The problem: Repeat every line of the material, character for character.

(Data items)
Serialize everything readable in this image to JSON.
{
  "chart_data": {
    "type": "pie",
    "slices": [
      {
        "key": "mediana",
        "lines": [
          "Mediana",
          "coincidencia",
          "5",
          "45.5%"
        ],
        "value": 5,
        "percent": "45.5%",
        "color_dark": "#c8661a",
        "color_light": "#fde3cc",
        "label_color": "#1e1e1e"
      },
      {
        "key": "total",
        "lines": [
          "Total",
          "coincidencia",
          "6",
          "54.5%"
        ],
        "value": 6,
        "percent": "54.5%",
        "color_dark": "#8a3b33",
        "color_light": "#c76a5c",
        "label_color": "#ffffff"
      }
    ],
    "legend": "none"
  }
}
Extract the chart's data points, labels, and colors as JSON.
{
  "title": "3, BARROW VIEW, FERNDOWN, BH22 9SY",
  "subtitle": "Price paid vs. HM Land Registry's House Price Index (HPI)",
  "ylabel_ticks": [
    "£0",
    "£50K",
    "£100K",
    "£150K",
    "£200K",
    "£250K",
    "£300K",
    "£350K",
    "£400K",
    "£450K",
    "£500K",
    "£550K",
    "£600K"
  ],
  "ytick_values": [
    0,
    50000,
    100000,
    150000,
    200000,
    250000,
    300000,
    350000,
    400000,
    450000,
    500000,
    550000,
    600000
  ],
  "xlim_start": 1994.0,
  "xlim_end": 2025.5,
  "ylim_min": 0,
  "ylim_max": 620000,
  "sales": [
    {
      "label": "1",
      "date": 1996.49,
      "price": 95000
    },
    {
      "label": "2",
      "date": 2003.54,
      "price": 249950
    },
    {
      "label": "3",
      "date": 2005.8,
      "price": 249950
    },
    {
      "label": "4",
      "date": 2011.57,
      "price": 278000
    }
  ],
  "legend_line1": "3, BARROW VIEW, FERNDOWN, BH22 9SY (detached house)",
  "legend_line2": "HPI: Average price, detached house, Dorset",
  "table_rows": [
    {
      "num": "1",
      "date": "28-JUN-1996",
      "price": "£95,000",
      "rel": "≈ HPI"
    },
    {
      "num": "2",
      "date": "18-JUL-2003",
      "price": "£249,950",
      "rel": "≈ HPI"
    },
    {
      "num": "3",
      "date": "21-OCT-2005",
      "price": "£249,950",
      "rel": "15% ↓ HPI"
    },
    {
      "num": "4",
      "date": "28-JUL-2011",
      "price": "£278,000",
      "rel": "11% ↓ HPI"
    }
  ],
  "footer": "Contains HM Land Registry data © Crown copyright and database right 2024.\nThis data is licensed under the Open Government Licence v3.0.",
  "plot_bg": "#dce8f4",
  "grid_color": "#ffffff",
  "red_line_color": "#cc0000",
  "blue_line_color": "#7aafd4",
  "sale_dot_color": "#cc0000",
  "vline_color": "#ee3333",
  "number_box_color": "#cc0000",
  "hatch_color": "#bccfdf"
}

Reply:
Serialize everything readable in this image to JSON.
{
  "chart_data": {
    "type": "pie",
    "slices": [
      {
        "key": "mediana",
        "lines": [
          "Mediana",
          "coincidencia",
          "5",
          "45.5%"
        ],
        "value": 5,
        "percent": "45.5%",
        "color_dark": "#c8661a",
        "color_light": "#fde3cc",
        "label_color": "#1e1e1e"
      },
      {
        "key": "total",
        "lines": [
          "Total",
          "coincidencia",
          "6",
          "54.5%"
        ],
        "value": 6,
        "percent": "54.5%",
        "color_dark": "#8a3b33",
        "color_light": "#c76a5c",
        "label_color": "#ffffff"
      }
    ],
    "legend": "none"
  }
}
Extract the chart's data points, labels, and colors as JSON.
{
  "title": "3, BARROW VIEW, FERNDOWN, BH22 9SY",
  "subtitle": "Price paid vs. HM Land Registry's House Price Index (HPI)",
  "ylabel_ticks": [
    "£0",
    "£50K",
    "£100K",
    "£150K",
    "£200K",
    "£250K",
    "£300K",
    "£350K",
    "£400K",
    "£450K",
    "£500K",
    "£550K",
    "£600K"
  ],
  "ytick_values": [
    0,
    50000,
    100000,
    150000,
    200000,
    250000,
    300000,
    350000,
    400000,
    450000,
    500000,
    550000,
    600000
  ],
  "xlim_start": 1994.0,
  "xlim_end": 2025.5,
  "ylim_min": 0,
  "ylim_max": 620000,
  "sales": [
    {
      "label": "1",
      "date": 1996.49,
      "price": 95000
    },
    {
      "label": "2",
      "date": 2003.54,
      "price": 249950
    },
    {
      "label": "3",
      "date": 2005.8,
      "price": 249950
    },
    {
      "label": "4",
      "date": 2011.57,
      "price": 278000
    }
  ],
  "legend_line1": "3, BARROW VIEW, FERNDOWN, BH22 9SY (detached house)",
  "legend_line2": "HPI: Average price, detached house, Dorset",
  "table_rows": [
    {
      "num": "1",
      "date": "28-JUN-1996",
      "price": "£95,000",
      "rel": "≈ HPI"
    },
    {
      "num": "2",
      "date": "18-JUL-2003",
      "price": "£249,950",
      "rel": "≈ HPI"
    },
    {
      "num": "3",
      "date": "21-OCT-2005",
      "price": "£249,950",
      "rel": "15% ↓ HPI"
    },
    {
      "num": "4",
      "date": "28-JUL-2011",
      "price": "£278,000",
      "rel": "11% ↓ HPI"
    }
  ],
  "footer": "Contains HM Land Registry data © Crown copyright and database right 2024.\nThis data is licensed under the Open Government Licence v3.0.",
  "plot_bg": "#dce8f4",
  "grid_color": "#ffffff",
  "red_line_color": "#cc0000",
  "blue_line_color": "#7aafd4",
  "sale_dot_color": "#cc0000",
  "vline_color": "#ee3333",
  "number_box_color": "#cc0000",
  "hatch_color": "#bccfdf"
}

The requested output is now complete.